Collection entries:
'''

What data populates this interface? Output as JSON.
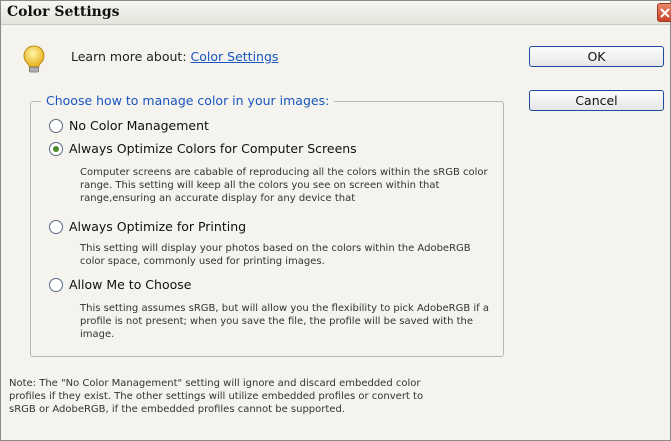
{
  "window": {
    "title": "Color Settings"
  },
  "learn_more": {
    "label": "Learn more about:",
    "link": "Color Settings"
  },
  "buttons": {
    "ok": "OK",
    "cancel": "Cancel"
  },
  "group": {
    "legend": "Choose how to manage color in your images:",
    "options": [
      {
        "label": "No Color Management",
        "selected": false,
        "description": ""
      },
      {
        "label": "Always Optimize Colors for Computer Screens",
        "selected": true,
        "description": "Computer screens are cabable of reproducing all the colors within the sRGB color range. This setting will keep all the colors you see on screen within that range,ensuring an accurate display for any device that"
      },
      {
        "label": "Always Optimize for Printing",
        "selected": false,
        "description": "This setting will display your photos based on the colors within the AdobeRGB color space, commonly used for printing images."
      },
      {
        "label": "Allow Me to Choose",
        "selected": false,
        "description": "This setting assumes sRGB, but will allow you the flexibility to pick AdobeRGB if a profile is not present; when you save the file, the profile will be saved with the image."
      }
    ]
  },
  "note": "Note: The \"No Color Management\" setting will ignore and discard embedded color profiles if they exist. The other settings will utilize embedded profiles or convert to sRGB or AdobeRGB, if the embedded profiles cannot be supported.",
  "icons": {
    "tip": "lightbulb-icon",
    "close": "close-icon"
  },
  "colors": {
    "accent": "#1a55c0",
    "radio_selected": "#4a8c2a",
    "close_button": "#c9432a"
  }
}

'''
'''

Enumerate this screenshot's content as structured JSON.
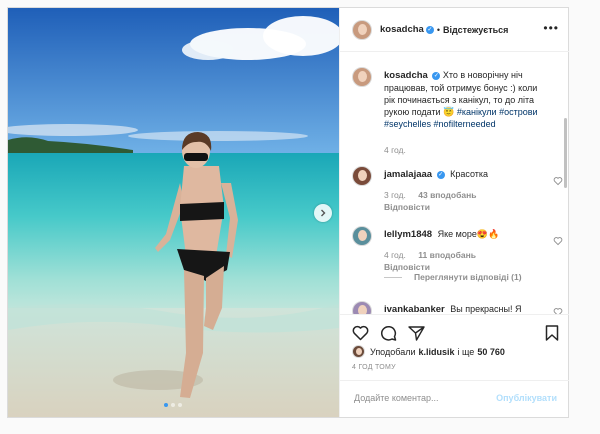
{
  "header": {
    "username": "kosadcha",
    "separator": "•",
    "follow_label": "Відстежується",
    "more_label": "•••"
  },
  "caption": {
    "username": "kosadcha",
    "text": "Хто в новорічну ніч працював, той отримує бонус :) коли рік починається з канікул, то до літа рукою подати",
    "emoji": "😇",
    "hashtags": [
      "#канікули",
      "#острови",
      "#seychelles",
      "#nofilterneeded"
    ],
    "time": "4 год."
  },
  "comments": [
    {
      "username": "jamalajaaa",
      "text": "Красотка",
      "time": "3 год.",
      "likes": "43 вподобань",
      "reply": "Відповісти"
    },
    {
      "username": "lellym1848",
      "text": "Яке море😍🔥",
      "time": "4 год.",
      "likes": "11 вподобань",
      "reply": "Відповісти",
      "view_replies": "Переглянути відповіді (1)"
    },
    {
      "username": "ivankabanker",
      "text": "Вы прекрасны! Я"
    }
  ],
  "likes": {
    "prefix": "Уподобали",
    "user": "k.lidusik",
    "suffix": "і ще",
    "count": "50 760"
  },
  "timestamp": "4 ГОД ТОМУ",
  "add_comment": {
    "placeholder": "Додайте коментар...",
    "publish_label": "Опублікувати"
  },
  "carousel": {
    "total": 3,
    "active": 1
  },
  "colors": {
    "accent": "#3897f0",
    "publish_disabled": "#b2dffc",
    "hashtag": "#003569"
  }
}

'''

▶ _Set task_: Find the word "your" in the records and pull out each line that has it.

▶ _Exercise solution_:
    "legend": "Choose how to manage color in your images:",
        "description": "This setting will display your photos based on the colors within the AdobeRGB color space, commonly used for printing images."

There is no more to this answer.